Copy out all the lines exactly. Omit pictures.

═════ DATA EXTRACT

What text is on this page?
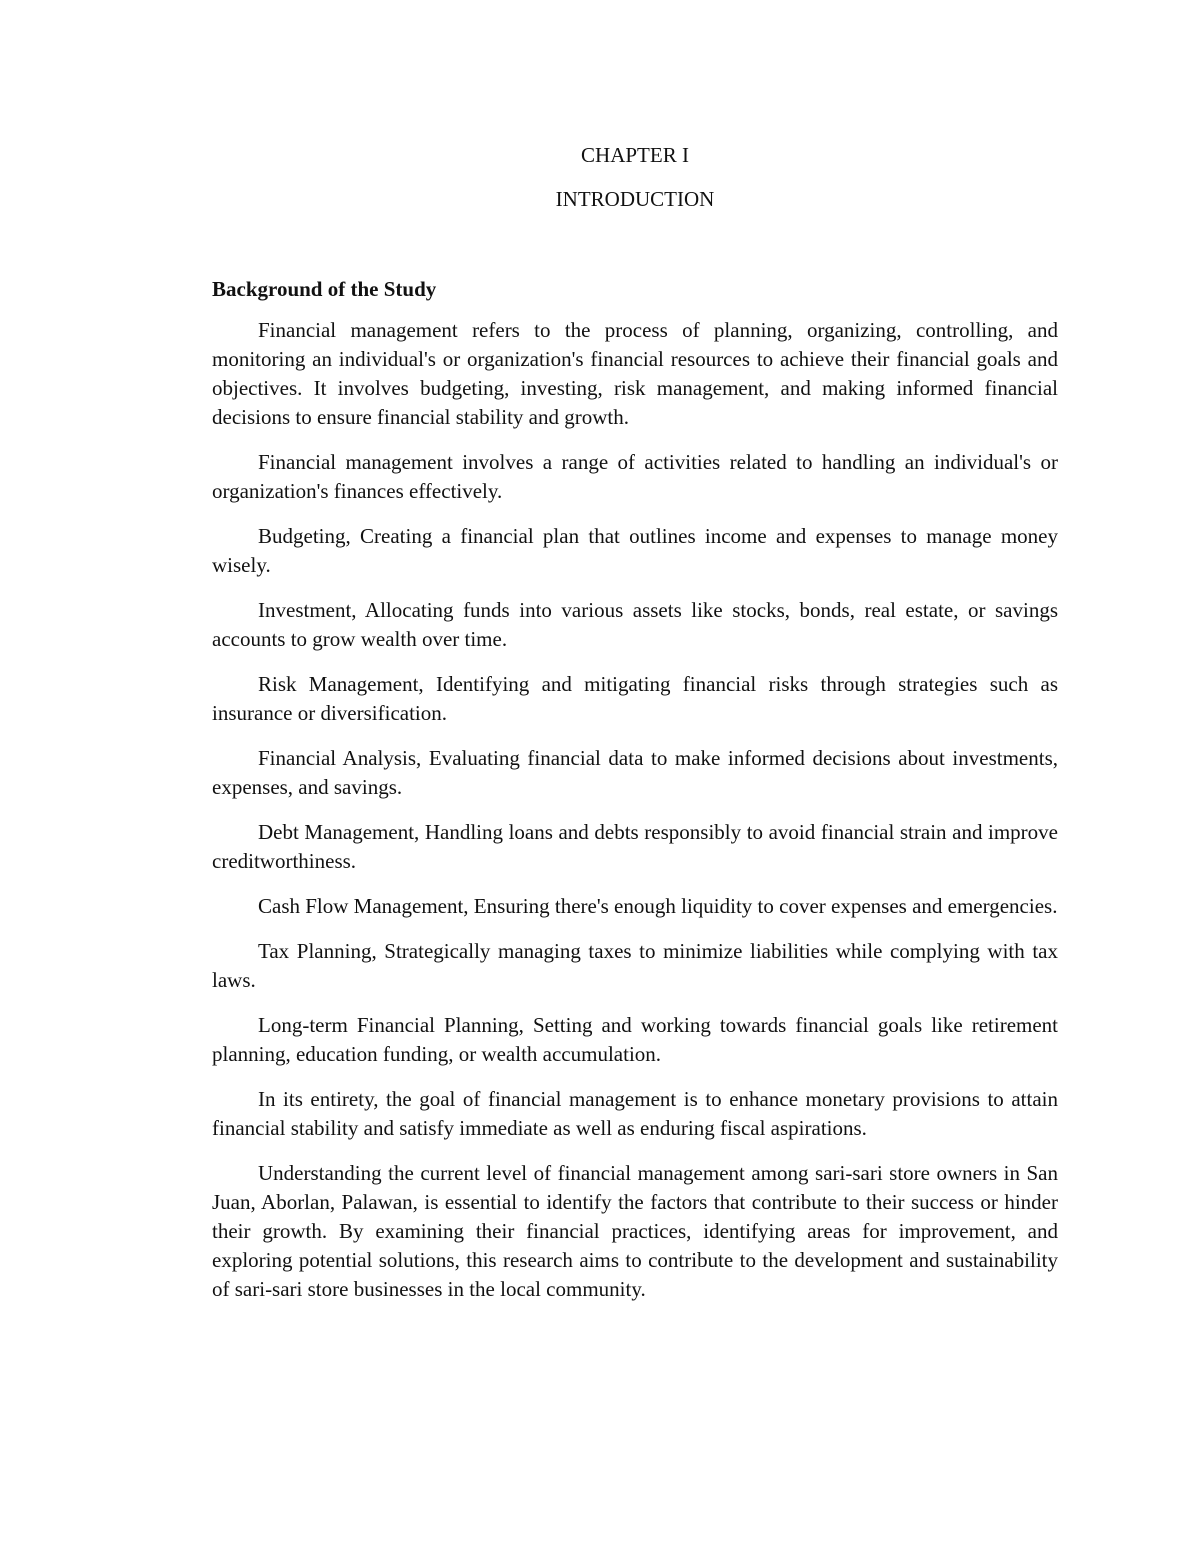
CHAPTER I

INTRODUCTION

Background of the Study

Financial management refers to the process of planning, organizing, controlling, and monitoring an individual's or organization's financial resources to achieve their financial goals and objectives. It involves budgeting, investing, risk management, and making informed financial decisions to ensure financial stability and growth.

Financial management involves a range of activities related to handling an individual's or organization's finances effectively.

Budgeting, Creating a financial plan that outlines income and expenses to manage money wisely.

Investment, Allocating funds into various assets like stocks, bonds, real estate, or savings accounts to grow wealth over time.

Risk Management, Identifying and mitigating financial risks through strategies such as insurance or diversification.

Financial Analysis, Evaluating financial data to make informed decisions about investments, expenses, and savings.

Debt Management, Handling loans and debts responsibly to avoid financial strain and improve creditworthiness.

Cash Flow Management, Ensuring there's enough liquidity to cover expenses and emergencies.

Tax Planning, Strategically managing taxes to minimize liabilities while complying with tax laws.

Long-term Financial Planning, Setting and working towards financial goals like retirement planning, education funding, or wealth accumulation.

In its entirety, the goal of financial management is to enhance monetary provisions to attain financial stability and satisfy immediate as well as enduring fiscal aspirations.

Understanding the current level of financial management among sari-sari store owners in San Juan, Aborlan, Palawan, is essential to identify the factors that contribute to their success or hinder their growth. By examining their financial practices, identifying areas for improvement, and exploring potential solutions, this research aims to contribute to the development and sustainability of sari-sari store businesses in the local community.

══════════

■ OUTPUT:
What text is on this page?
CHAPTER I

INTRODUCTION

Background of the Study

Financial management refers to the process of planning, organizing, controlling, and monitoring an individual's or organization's financial resources to achieve their financial goals and objectives. It involves budgeting, investing, risk management, and making informed financial decisions to ensure financial stability and growth.

Financial management involves a range of activities related to handling an individual's or organization's finances effectively.

Budgeting, Creating a financial plan that outlines income and expenses to manage money wisely.

Investment, Allocating funds into various assets like stocks, bonds, real estate, or savings accounts to grow wealth over time.

Risk Management, Identifying and mitigating financial risks through strategies such as insurance or diversification.

Financial Analysis, Evaluating financial data to make informed decisions about investments, expenses, and savings.

Debt Management, Handling loans and debts responsibly to avoid financial strain and improve creditworthiness.

Cash Flow Management, Ensuring there's enough liquidity to cover expenses and emergencies.

Tax Planning, Strategically managing taxes to minimize liabilities while complying with tax laws.

Long-term Financial Planning, Setting and working towards financial goals like retirement planning, education funding, or wealth accumulation.

In its entirety, the goal of financial management is to enhance monetary provisions to attain financial stability and satisfy immediate as well as enduring fiscal aspirations.

Understanding the current level of financial management among sari-sari store owners in San Juan, Aborlan, Palawan, is essential to identify the factors that contribute to their success or hinder their growth. By examining their financial practices, identifying areas for improvement, and exploring potential solutions, this research aims to contribute to the development and sustainability of sari-sari store businesses in the local community.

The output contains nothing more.